#### RECORDS TO PROCESS ####

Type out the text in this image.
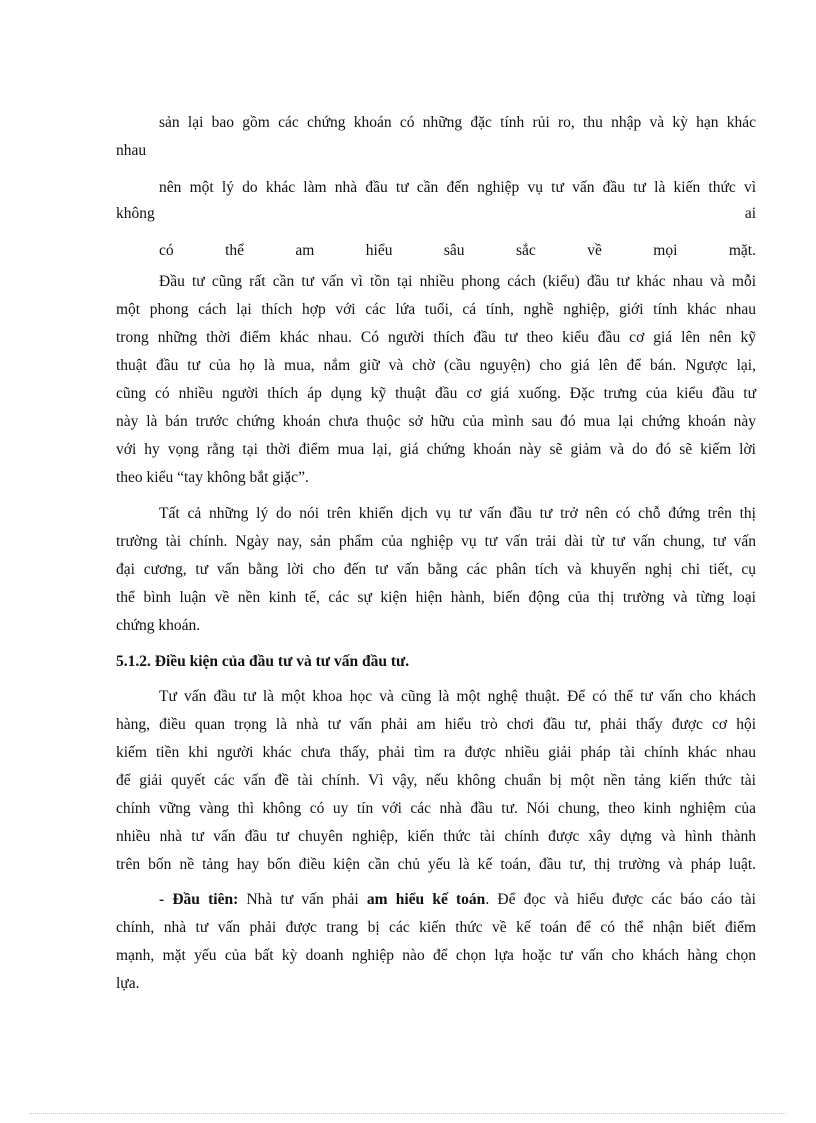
sản lại bao gồm các chứng khoán có những đặc tính rủi ro, thu nhập và kỳ hạn khác
nhau
nên một lý do khác làm nhà đầu tư cần đến nghiệp vụ tư vấn đầu tư là kiến thức vì
không	ai
có	thể	am	hiểu	sâu	sắc	về	mọi	mặt.
Đầu tư cũng rất cần tư vấn vì tồn tại nhiều phong cách (kiểu) đầu tư khác nhau và mỗi
một phong cách lại thích hợp với các lứa tuổi, cá tính, nghề nghiệp, giới tính khác nhau
trong những thời điểm khác nhau. Có người thích đầu tư theo kiểu đầu cơ giá lên nên kỹ
thuật đầu tư của họ là mua, nắm giữ và chờ (cầu nguyện) cho giá lên để bán. Ngược lại,
cũng có nhiều người thích áp dụng kỹ thuật đầu cơ giá xuống. Đặc trưng của kiểu đầu tư
này là bán trước chứng khoán chưa thuộc sở hữu của mình sau đó mua lại chứng khoán này
với hy vọng rằng tại thời điểm mua lại, giá chứng khoán này sẽ giảm và do đó sẽ kiếm lời
theo kiểu “tay không bắt giặc”.
Tất cả những lý do nói trên khiến dịch vụ tư vấn đầu tư trở nên có chỗ đứng trên thị
trường tài chính. Ngày nay, sản phẩm của nghiệp vụ tư vấn trải dài từ tư vấn chung, tư vấn
đại cương, tư vấn bằng lời cho đến tư vấn bằng các phân tích và khuyến nghị chi tiết, cụ
thể bình luận về nền kinh tế, các sự kiện hiện hành, biến động của thị trường và từng loại
chứng khoán.
5.1.2. Điều kiện của đầu tư và tư vấn đầu tư.
Tư vấn đầu tư là một khoa học và cũng là một nghệ thuật. Để có thể tư vấn cho khách
hàng, điều quan trọng là nhà tư vấn phải am hiểu trò chơi đầu tư, phải thấy được cơ hội
kiếm tiền khi người khác chưa thấy, phải tìm ra được nhiều giải pháp tài chính khác nhau
để giải quyết các vấn đề tài chính. Vì vậy, nếu không chuẩn bị một nền tảng kiến thức tài
chính vững vàng thì không có uy tín với các nhà đầu tư. Nói chung, theo kinh nghiệm của
nhiều nhà tư vấn đầu tư chuyên nghiệp, kiến thức tài chính được xây dựng và hình thành
trên bốn nề tảng hay bốn điều kiện cần chủ yếu là kế toán, đầu tư, thị trường và pháp luật.
- Đầu tiên: Nhà tư vấn phải am hiểu kế toán. Để đọc và hiểu được các báo cáo tài
chính, nhà tư vấn phải được trang bị các kiến thức về kế toán để có thể nhận biết điểm
mạnh, mặt yếu của bất kỳ doanh nghiệp nào để chọn lựa hoặc tư vấn cho khách hàng chọn
lựa.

####

◆ WHAT TO DO ◆
Restate the full listing verbatim and drop every picture.

◆ RESPONSE TO THIS TASK ◆
Type out the text in this image.
sản lại bao gồm các chứng khoán có những đặc tính rủi ro, thu nhập và kỳ hạn khác
nhau
nên một lý do khác làm nhà đầu tư cần đến nghiệp vụ tư vấn đầu tư là kiến thức vì
không	ai
có	thể	am	hiểu	sâu	sắc	về	mọi	mặt.
Đầu tư cũng rất cần tư vấn vì tồn tại nhiều phong cách (kiểu) đầu tư khác nhau và mỗi
một phong cách lại thích hợp với các lứa tuổi, cá tính, nghề nghiệp, giới tính khác nhau
trong những thời điểm khác nhau. Có người thích đầu tư theo kiểu đầu cơ giá lên nên kỹ
thuật đầu tư của họ là mua, nắm giữ và chờ (cầu nguyện) cho giá lên để bán. Ngược lại,
cũng có nhiều người thích áp dụng kỹ thuật đầu cơ giá xuống. Đặc trưng của kiểu đầu tư
này là bán trước chứng khoán chưa thuộc sở hữu của mình sau đó mua lại chứng khoán này
với hy vọng rằng tại thời điểm mua lại, giá chứng khoán này sẽ giảm và do đó sẽ kiếm lời
theo kiểu “tay không bắt giặc”.
Tất cả những lý do nói trên khiến dịch vụ tư vấn đầu tư trở nên có chỗ đứng trên thị
trường tài chính. Ngày nay, sản phẩm của nghiệp vụ tư vấn trải dài từ tư vấn chung, tư vấn
đại cương, tư vấn bằng lời cho đến tư vấn bằng các phân tích và khuyến nghị chi tiết, cụ
thể bình luận về nền kinh tế, các sự kiện hiện hành, biến động của thị trường và từng loại
chứng khoán.
5.1.2. Điều kiện của đầu tư và tư vấn đầu tư.
Tư vấn đầu tư là một khoa học và cũng là một nghệ thuật. Để có thể tư vấn cho khách
hàng, điều quan trọng là nhà tư vấn phải am hiểu trò chơi đầu tư, phải thấy được cơ hội
kiếm tiền khi người khác chưa thấy, phải tìm ra được nhiều giải pháp tài chính khác nhau
để giải quyết các vấn đề tài chính. Vì vậy, nếu không chuẩn bị một nền tảng kiến thức tài
chính vững vàng thì không có uy tín với các nhà đầu tư. Nói chung, theo kinh nghiệm của
nhiều nhà tư vấn đầu tư chuyên nghiệp, kiến thức tài chính được xây dựng và hình thành
trên bốn nề tảng hay bốn điều kiện cần chủ yếu là kế toán, đầu tư, thị trường và pháp luật.
- Đầu tiên: Nhà tư vấn phải am hiểu kế toán. Để đọc và hiểu được các báo cáo tài
chính, nhà tư vấn phải được trang bị các kiến thức về kế toán để có thể nhận biết điểm
mạnh, mặt yếu của bất kỳ doanh nghiệp nào để chọn lựa hoặc tư vấn cho khách hàng chọn
lựa.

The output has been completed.